**Task goal**
Word for word, transcribe the lines below and drop the pictures.

START Material shown

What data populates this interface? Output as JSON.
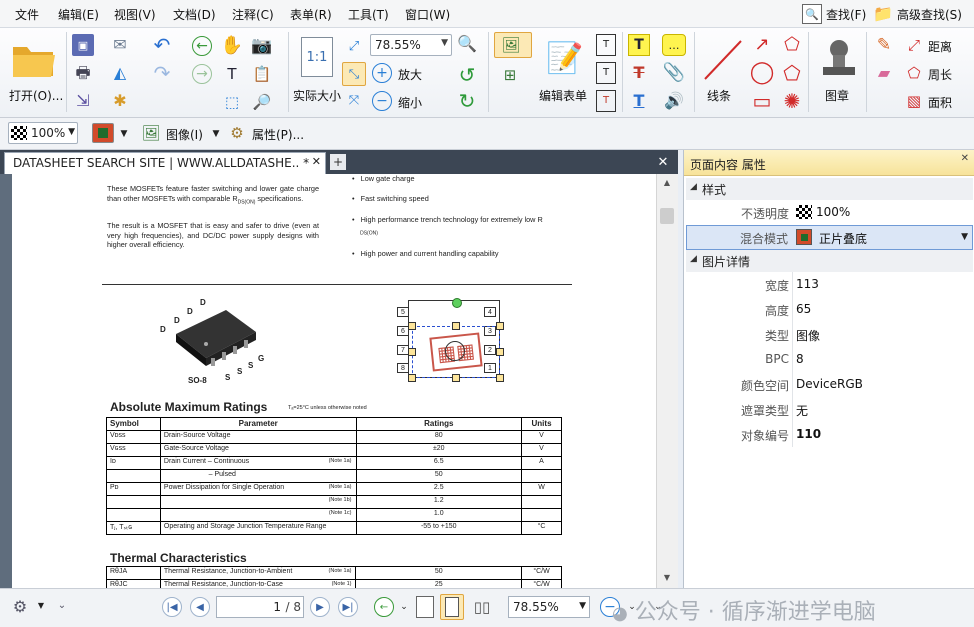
{
  "menu": {
    "items": [
      "文件",
      "编辑(E)",
      "视图(V)",
      "文档(D)",
      "注释(C)",
      "表单(R)",
      "工具(T)",
      "窗口(W)"
    ],
    "find": "查找(F)",
    "advfind": "高级查找(S)"
  },
  "ribbon": {
    "open_label": "打开(O)...",
    "actual_size_label": "实际大小",
    "zoom_value": "78.55%",
    "zoom_in_label": "放大",
    "zoom_out_label": "缩小",
    "edit_form_label": "编辑表单",
    "lines_label": "线条",
    "stamp_label": "图章",
    "distance_label": "距离",
    "perimeter_label": "周长",
    "area_label": "面积"
  },
  "proptool": {
    "opacity": "100%",
    "image_label": "图像(I)",
    "props_label": "属性(P)..."
  },
  "tab": {
    "title": "DATASHEET SEARCH SITE | WWW.ALLDATASHE.. *"
  },
  "doc": {
    "intro1": "These MOSFETs feature faster switching and lower gate charge than other MOSFETs with comparable R",
    "intro1_sub": "DS(ON)",
    "intro1_end": " specifications.",
    "intro2": "The result is a MOSFET that is easy and safer to drive (even at very high frequencies), and DC/DC power supply designs with higher overall efficiency.",
    "features": [
      "Low gate charge",
      "Fast switching speed",
      "High performance trench technology for extremely low R",
      "High power and current handling capability"
    ],
    "feature_sub": "DS(ON)",
    "pkg_d": "D",
    "pkg_s": "S",
    "pkg_g": "G",
    "pkg_name": "SO-8",
    "pins": [
      "5",
      "6",
      "7",
      "8",
      "4",
      "3",
      "2",
      "1"
    ],
    "abs_title": "Absolute Maximum Ratings",
    "abs_note": "Tₐ=25°C unless otherwise noted",
    "headers": [
      "Symbol",
      "Parameter",
      "Ratings",
      "Units"
    ],
    "rows": [
      {
        "sym": "Vᴅss",
        "param": "Drain-Source Voltage",
        "note": "",
        "rating": "80",
        "unit": "V"
      },
      {
        "sym": "Vɢss",
        "param": "Gate-Source Voltage",
        "note": "",
        "rating": "±20",
        "unit": "V"
      },
      {
        "sym": "Iᴅ",
        "param": "Drain Current    – Continuous",
        "note": "(Note 1a)",
        "rating": "6.5",
        "unit": "A"
      },
      {
        "sym": "",
        "param": "                       – Pulsed",
        "note": "",
        "rating": "50",
        "unit": ""
      },
      {
        "sym": "Pᴅ",
        "param": "Power Dissipation for Single Operation",
        "note": "(Note 1a)",
        "rating": "2.5",
        "unit": "W"
      },
      {
        "sym": "",
        "param": "",
        "note": "(Note 1b)",
        "rating": "1.2",
        "unit": ""
      },
      {
        "sym": "",
        "param": "",
        "note": "(Note 1c)",
        "rating": "1.0",
        "unit": ""
      },
      {
        "sym": "Tⱼ, Tₛₜɢ",
        "param": "Operating and Storage Junction Temperature Range",
        "note": "",
        "rating": "-55 to +150",
        "unit": "°C"
      }
    ],
    "thermal_title": "Thermal Characteristics",
    "trows": [
      {
        "sym": "RθJA",
        "param": "Thermal Resistance, Junction-to-Ambient",
        "note": "(Note 1a)",
        "rating": "50",
        "unit": "°C/W"
      },
      {
        "sym": "RθJC",
        "param": "Thermal Resistance, Junction-to-Case",
        "note": "(Note 1)",
        "rating": "25",
        "unit": "°C/W"
      }
    ]
  },
  "panel": {
    "title": "页面内容 属性",
    "section_style": "样式",
    "opacity_label": "不透明度",
    "opacity_value": "100%",
    "blend_label": "混合模式",
    "blend_value": "正片叠底",
    "section_image": "图片详情",
    "rows": [
      {
        "label": "宽度",
        "value": "113"
      },
      {
        "label": "高度",
        "value": "65"
      },
      {
        "label": "类型",
        "value": "图像"
      },
      {
        "label": "BPC",
        "value": "8"
      },
      {
        "label": "颜色空间",
        "value": "DeviceRGB"
      },
      {
        "label": "遮罩类型",
        "value": "无"
      },
      {
        "label": "对象编号",
        "value": "110"
      }
    ]
  },
  "status": {
    "page_value": "1",
    "page_total": "/ 8",
    "zoom_value": "78.55%"
  },
  "watermark": "公众号 · 循序渐进学电脑"
}
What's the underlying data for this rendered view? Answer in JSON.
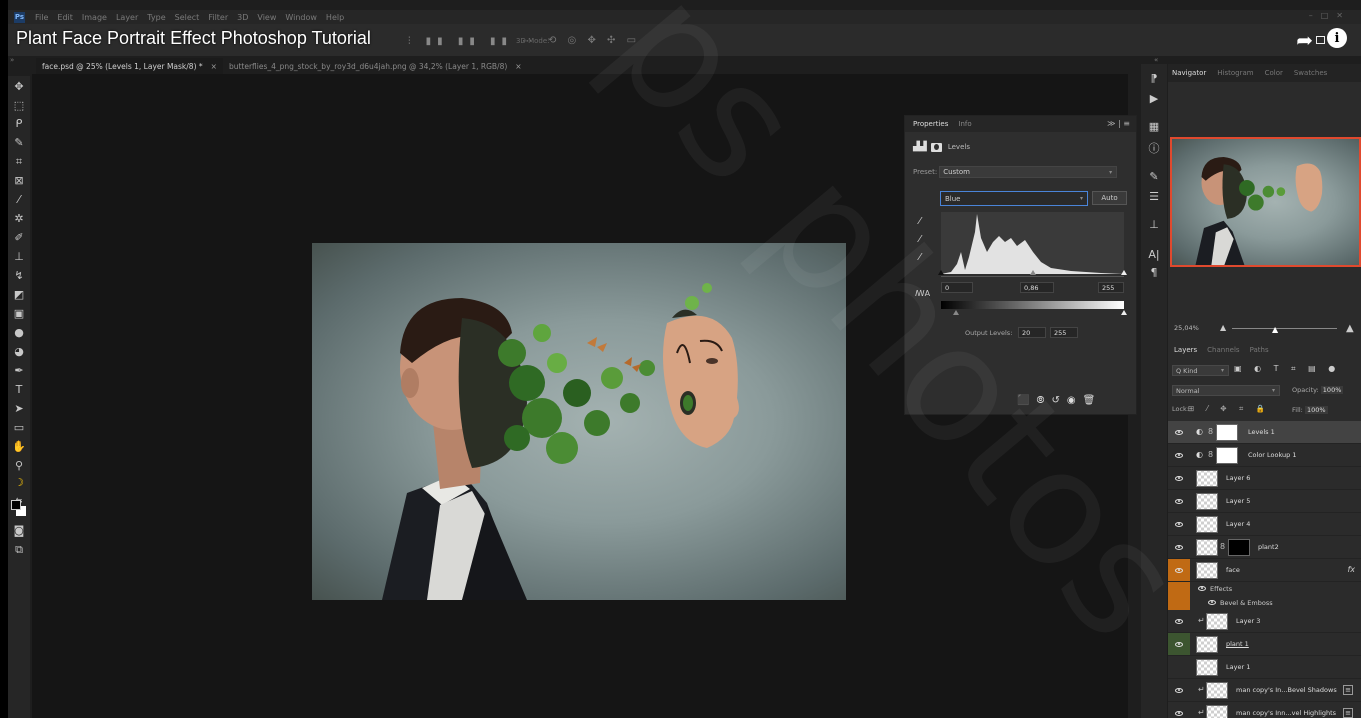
{
  "video_title": "Plant Face Portrait Effect Photoshop Tutorial",
  "menu": [
    "File",
    "Edit",
    "Image",
    "Layer",
    "Type",
    "Select",
    "Filter",
    "3D",
    "View",
    "Window",
    "Help"
  ],
  "options_bar": {
    "mode_3d_label": "3D Mode:"
  },
  "tabs": [
    {
      "title": "face.psd @ 25% (Levels 1, Layer Mask/8) *",
      "close": "×"
    },
    {
      "title": "butterflies_4_png_stock_by_roy3d_d6u4jah.png @ 34,2% (Layer 1, RGB/8)",
      "close": "×"
    }
  ],
  "properties": {
    "tabs": [
      "Properties",
      "Info"
    ],
    "menu_glyph": "≫ | ≡",
    "title": "Levels",
    "preset_label": "Preset:",
    "preset_value": "Custom",
    "channel": "Blue",
    "auto_label": "Auto",
    "input_black": "0",
    "input_gamma": "0,86",
    "input_white": "255",
    "output_label": "Output Levels:",
    "output_black": "20",
    "output_white": "255",
    "input_slider_fractions": [
      0.0,
      0.5,
      1.0
    ],
    "output_slider_fractions": [
      0.08,
      1.0
    ]
  },
  "navigator": {
    "tabs": [
      "Navigator",
      "Histogram",
      "Color",
      "Swatches"
    ],
    "zoom": "25,04%"
  },
  "layers_panel": {
    "tabs": [
      "Layers",
      "Channels",
      "Paths"
    ],
    "kind_label": "Q Kind",
    "blend_mode": "Normal",
    "opacity_label": "Opacity:",
    "opacity_value": "100%",
    "lock_label": "Lock:",
    "fill_label": "Fill:",
    "fill_value": "100%",
    "layers": [
      {
        "name": "Levels 1"
      },
      {
        "name": "Color Lookup 1"
      },
      {
        "name": "Layer 6"
      },
      {
        "name": "Layer 5"
      },
      {
        "name": "Layer 4"
      },
      {
        "name": "plant2"
      },
      {
        "name": "face",
        "fx": "fx",
        "effects_label": "Effects",
        "effect": "Bevel & Emboss"
      },
      {
        "name": "Layer 3"
      },
      {
        "name": "plant 1"
      },
      {
        "name": "Layer 1"
      },
      {
        "name": "man copy's In...Bevel Shadows"
      },
      {
        "name": "man copy's Inn...vel Highlights"
      }
    ]
  },
  "watermark": "ps photos"
}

END Material shown

**Exercise result**
What data populates this interface? Output as JSON.
{
  "menu": {
    "items": [
      "文件",
      "编辑(E)",
      "视图(V)",
      "文档(D)",
      "注释(C)",
      "表单(R)",
      "工具(T)",
      "窗口(W)"
    ],
    "find": "查找(F)",
    "advfind": "高级查找(S)"
  },
  "ribbon": {
    "open_label": "打开(O)...",
    "actual_size_label": "实际大小",
    "zoom_value": "78.55%",
    "zoom_in_label": "放大",
    "zoom_out_label": "缩小",
    "edit_form_label": "编辑表单",
    "lines_label": "线条",
    "stamp_label": "图章",
    "distance_label": "距离",
    "perimeter_label": "周长",
    "area_label": "面积"
  },
  "proptool": {
    "opacity": "100%",
    "image_label": "图像(I)",
    "props_label": "属性(P)..."
  },
  "tab": {
    "title": "DATASHEET SEARCH SITE | WWW.ALLDATASHE.. *"
  },
  "doc": {
    "intro1": "These MOSFETs feature faster switching and lower gate charge than other MOSFETs with comparable R",
    "intro1_sub": "DS(ON)",
    "intro1_end": " specifications.",
    "intro2": "The result is a MOSFET that is easy and safer to drive (even at very high frequencies), and DC/DC power supply designs with higher overall efficiency.",
    "features": [
      "Low gate charge",
      "Fast switching speed",
      "High performance trench technology for extremely low R",
      "High power and current handling capability"
    ],
    "feature_sub": "DS(ON)",
    "pkg_d": "D",
    "pkg_s": "S",
    "pkg_g": "G",
    "pkg_name": "SO-8",
    "pins": [
      "5",
      "6",
      "7",
      "8",
      "4",
      "3",
      "2",
      "1"
    ],
    "abs_title": "Absolute Maximum Ratings",
    "abs_note": "Tₐ=25°C unless otherwise noted",
    "headers": [
      "Symbol",
      "Parameter",
      "Ratings",
      "Units"
    ],
    "rows": [
      {
        "sym": "Vᴅss",
        "param": "Drain-Source Voltage",
        "note": "",
        "rating": "80",
        "unit": "V"
      },
      {
        "sym": "Vɢss",
        "param": "Gate-Source Voltage",
        "note": "",
        "rating": "±20",
        "unit": "V"
      },
      {
        "sym": "Iᴅ",
        "param": "Drain Current    – Continuous",
        "note": "(Note 1a)",
        "rating": "6.5",
        "unit": "A"
      },
      {
        "sym": "",
        "param": "                       – Pulsed",
        "note": "",
        "rating": "50",
        "unit": ""
      },
      {
        "sym": "Pᴅ",
        "param": "Power Dissipation for Single Operation",
        "note": "(Note 1a)",
        "rating": "2.5",
        "unit": "W"
      },
      {
        "sym": "",
        "param": "",
        "note": "(Note 1b)",
        "rating": "1.2",
        "unit": ""
      },
      {
        "sym": "",
        "param": "",
        "note": "(Note 1c)",
        "rating": "1.0",
        "unit": ""
      },
      {
        "sym": "Tⱼ, Tₛₜɢ",
        "param": "Operating and Storage Junction Temperature Range",
        "note": "",
        "rating": "-55 to +150",
        "unit": "°C"
      }
    ],
    "thermal_title": "Thermal Characteristics",
    "trows": [
      {
        "sym": "RθJA",
        "param": "Thermal Resistance, Junction-to-Ambient",
        "note": "(Note 1a)",
        "rating": "50",
        "unit": "°C/W"
      },
      {
        "sym": "RθJC",
        "param": "Thermal Resistance, Junction-to-Case",
        "note": "(Note 1)",
        "rating": "25",
        "unit": "°C/W"
      }
    ]
  },
  "panel": {
    "title": "页面内容 属性",
    "section_style": "样式",
    "opacity_label": "不透明度",
    "opacity_value": "100%",
    "blend_label": "混合模式",
    "blend_value": "正片叠底",
    "section_image": "图片详情",
    "rows": [
      {
        "label": "宽度",
        "value": "113"
      },
      {
        "label": "高度",
        "value": "65"
      },
      {
        "label": "类型",
        "value": "图像"
      },
      {
        "label": "BPC",
        "value": "8"
      },
      {
        "label": "颜色空间",
        "value": "DeviceRGB"
      },
      {
        "label": "遮罩类型",
        "value": "无"
      },
      {
        "label": "对象编号",
        "value": "110"
      }
    ]
  },
  "status": {
    "page_value": "1",
    "page_total": "/ 8",
    "zoom_value": "78.55%"
  },
  "watermark": "公众号 · 循序渐进学电脑"
}
What's the underlying data for this rendered view? Answer in JSON.
{
  "video_title": "Plant Face Portrait Effect Photoshop Tutorial",
  "menu": [
    "File",
    "Edit",
    "Image",
    "Layer",
    "Type",
    "Select",
    "Filter",
    "3D",
    "View",
    "Window",
    "Help"
  ],
  "options_bar": {
    "mode_3d_label": "3D Mode:"
  },
  "tabs": [
    {
      "title": "face.psd @ 25% (Levels 1, Layer Mask/8) *",
      "close": "×"
    },
    {
      "title": "butterflies_4_png_stock_by_roy3d_d6u4jah.png @ 34,2% (Layer 1, RGB/8)",
      "close": "×"
    }
  ],
  "properties": {
    "tabs": [
      "Properties",
      "Info"
    ],
    "menu_glyph": "≫ | ≡",
    "title": "Levels",
    "preset_label": "Preset:",
    "preset_value": "Custom",
    "channel": "Blue",
    "auto_label": "Auto",
    "input_black": "0",
    "input_gamma": "0,86",
    "input_white": "255",
    "output_label": "Output Levels:",
    "output_black": "20",
    "output_white": "255",
    "input_slider_fractions": [
      0.0,
      0.5,
      1.0
    ],
    "output_slider_fractions": [
      0.08,
      1.0
    ]
  },
  "navigator": {
    "tabs": [
      "Navigator",
      "Histogram",
      "Color",
      "Swatches"
    ],
    "zoom": "25,04%"
  },
  "layers_panel": {
    "tabs": [
      "Layers",
      "Channels",
      "Paths"
    ],
    "kind_label": "Q Kind",
    "blend_mode": "Normal",
    "opacity_label": "Opacity:",
    "opacity_value": "100%",
    "lock_label": "Lock:",
    "fill_label": "Fill:",
    "fill_value": "100%",
    "layers": [
      {
        "name": "Levels 1"
      },
      {
        "name": "Color Lookup 1"
      },
      {
        "name": "Layer 6"
      },
      {
        "name": "Layer 5"
      },
      {
        "name": "Layer 4"
      },
      {
        "name": "plant2"
      },
      {
        "name": "face",
        "fx": "fx",
        "effects_label": "Effects",
        "effect": "Bevel & Emboss"
      },
      {
        "name": "Layer 3"
      },
      {
        "name": "plant 1"
      },
      {
        "name": "Layer 1"
      },
      {
        "name": "man copy's In...Bevel Shadows"
      },
      {
        "name": "man copy's Inn...vel Highlights"
      }
    ]
  },
  "watermark": "ps photos"
}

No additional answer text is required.